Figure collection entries
----------
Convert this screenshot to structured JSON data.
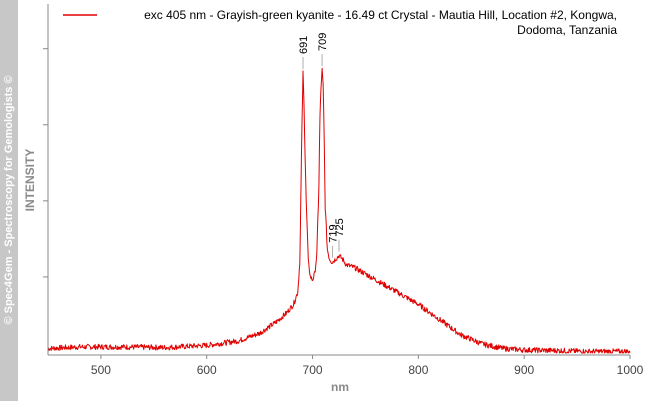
{
  "watermark": "© Spec4Gem - Spectroscopy for Gemologists ©",
  "chart_data": {
    "type": "line",
    "xlabel": "nm",
    "ylabel": "INTENSITY",
    "xlim": [
      450,
      1000
    ],
    "ylim": [
      0,
      1
    ],
    "x_ticks": [
      500,
      600,
      700,
      800,
      900,
      1000
    ],
    "y_ticks_labeled": false,
    "grid": false,
    "legend_position": "top-right",
    "legend_lines": [
      "exc 405 nm - Grayish-green kyanite - 16.49 ct Crystal - Mautia Hill, Location #2, Kongwa,",
      "Dodoma, Tanzania"
    ],
    "series": [
      {
        "name": "exc 405 nm - Grayish-green kyanite - 16.49 ct Crystal - Mautia Hill, Location #2, Kongwa, Dodoma, Tanzania",
        "color": "#e00000",
        "x": [
          450,
          480,
          520,
          560,
          600,
          630,
          650,
          665,
          675,
          682,
          686,
          688,
          690,
          691,
          692,
          694,
          696,
          698,
          700,
          702,
          704,
          706,
          707,
          708,
          709,
          710,
          711,
          712,
          714,
          716,
          718,
          719,
          722,
          725,
          728,
          732,
          740,
          750,
          760,
          780,
          800,
          820,
          840,
          860,
          880,
          900,
          930,
          960,
          1000
        ],
        "y": [
          0.015,
          0.02,
          0.02,
          0.018,
          0.025,
          0.04,
          0.065,
          0.1,
          0.13,
          0.16,
          0.2,
          0.3,
          0.75,
          0.92,
          0.8,
          0.5,
          0.3,
          0.25,
          0.24,
          0.26,
          0.32,
          0.55,
          0.78,
          0.87,
          0.93,
          0.88,
          0.7,
          0.48,
          0.34,
          0.31,
          0.3,
          0.3,
          0.31,
          0.32,
          0.31,
          0.29,
          0.28,
          0.26,
          0.24,
          0.2,
          0.16,
          0.11,
          0.06,
          0.03,
          0.015,
          0.01,
          0.008,
          0.005,
          0.005
        ]
      }
    ],
    "annotations": [
      "691",
      "709",
      "719",
      "725"
    ]
  }
}
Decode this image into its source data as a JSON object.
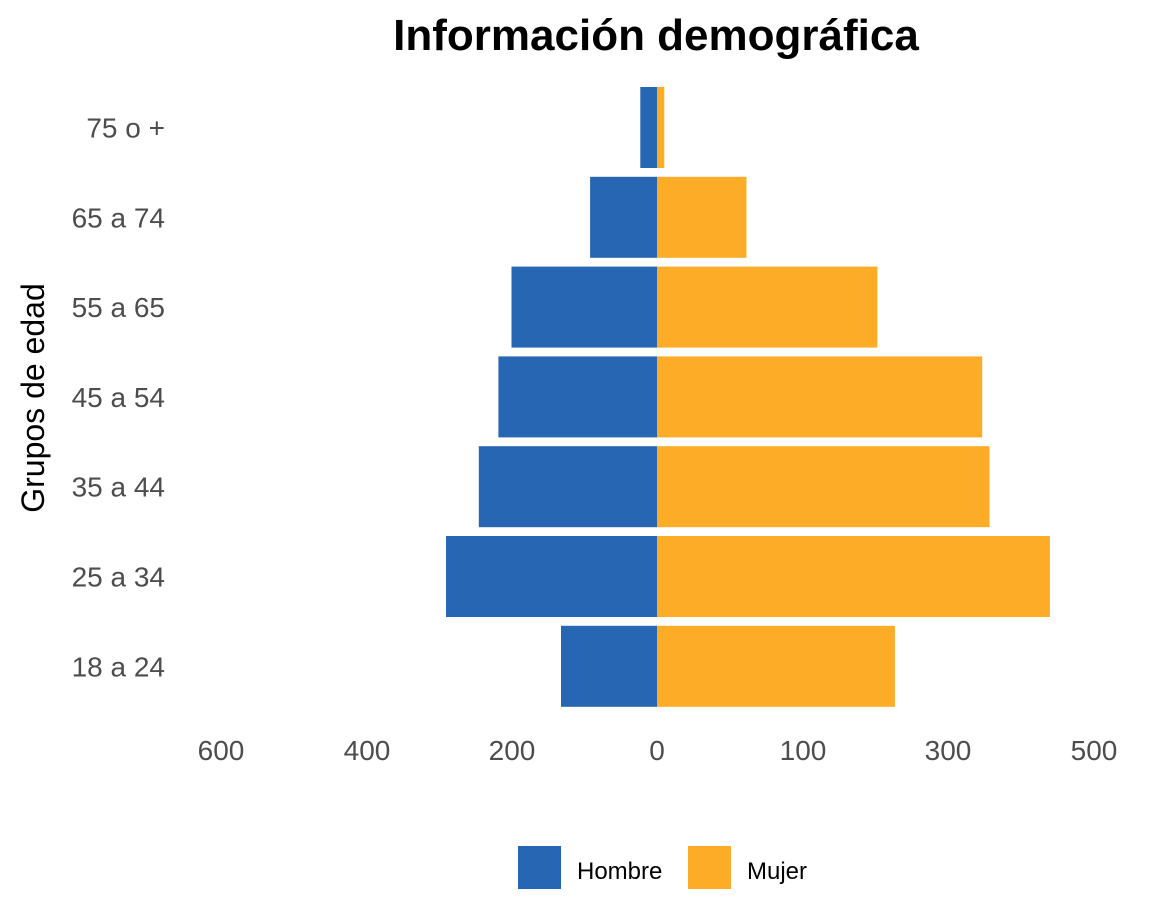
----------
GOAL>
Transcribe the records above exactly as they appear, leaving out any pictures.

RESULT OF THE EXERCISE>
Convert this screenshot to structured JSON data.
{
  "watermark": "© Spec4Gem - Spectroscopy for Gemologists ©",
  "chart_data": {
    "type": "line",
    "xlabel": "nm",
    "ylabel": "INTENSITY",
    "xlim": [
      450,
      1000
    ],
    "ylim": [
      0,
      1
    ],
    "x_ticks": [
      500,
      600,
      700,
      800,
      900,
      1000
    ],
    "y_ticks_labeled": false,
    "grid": false,
    "legend_position": "top-right",
    "legend_lines": [
      "exc 405 nm - Grayish-green kyanite - 16.49 ct Crystal - Mautia Hill, Location #2, Kongwa,",
      "Dodoma, Tanzania"
    ],
    "series": [
      {
        "name": "exc 405 nm - Grayish-green kyanite - 16.49 ct Crystal - Mautia Hill, Location #2, Kongwa, Dodoma, Tanzania",
        "color": "#e00000",
        "x": [
          450,
          480,
          520,
          560,
          600,
          630,
          650,
          665,
          675,
          682,
          686,
          688,
          690,
          691,
          692,
          694,
          696,
          698,
          700,
          702,
          704,
          706,
          707,
          708,
          709,
          710,
          711,
          712,
          714,
          716,
          718,
          719,
          722,
          725,
          728,
          732,
          740,
          750,
          760,
          780,
          800,
          820,
          840,
          860,
          880,
          900,
          930,
          960,
          1000
        ],
        "y": [
          0.015,
          0.02,
          0.02,
          0.018,
          0.025,
          0.04,
          0.065,
          0.1,
          0.13,
          0.16,
          0.2,
          0.3,
          0.75,
          0.92,
          0.8,
          0.5,
          0.3,
          0.25,
          0.24,
          0.26,
          0.32,
          0.55,
          0.78,
          0.87,
          0.93,
          0.88,
          0.7,
          0.48,
          0.34,
          0.31,
          0.3,
          0.3,
          0.31,
          0.32,
          0.31,
          0.29,
          0.28,
          0.26,
          0.24,
          0.2,
          0.16,
          0.11,
          0.06,
          0.03,
          0.015,
          0.01,
          0.008,
          0.005,
          0.005
        ]
      }
    ],
    "annotations": [
      "691",
      "709",
      "719",
      "725"
    ]
  }
}
Decode this image into its source data as a JSON object.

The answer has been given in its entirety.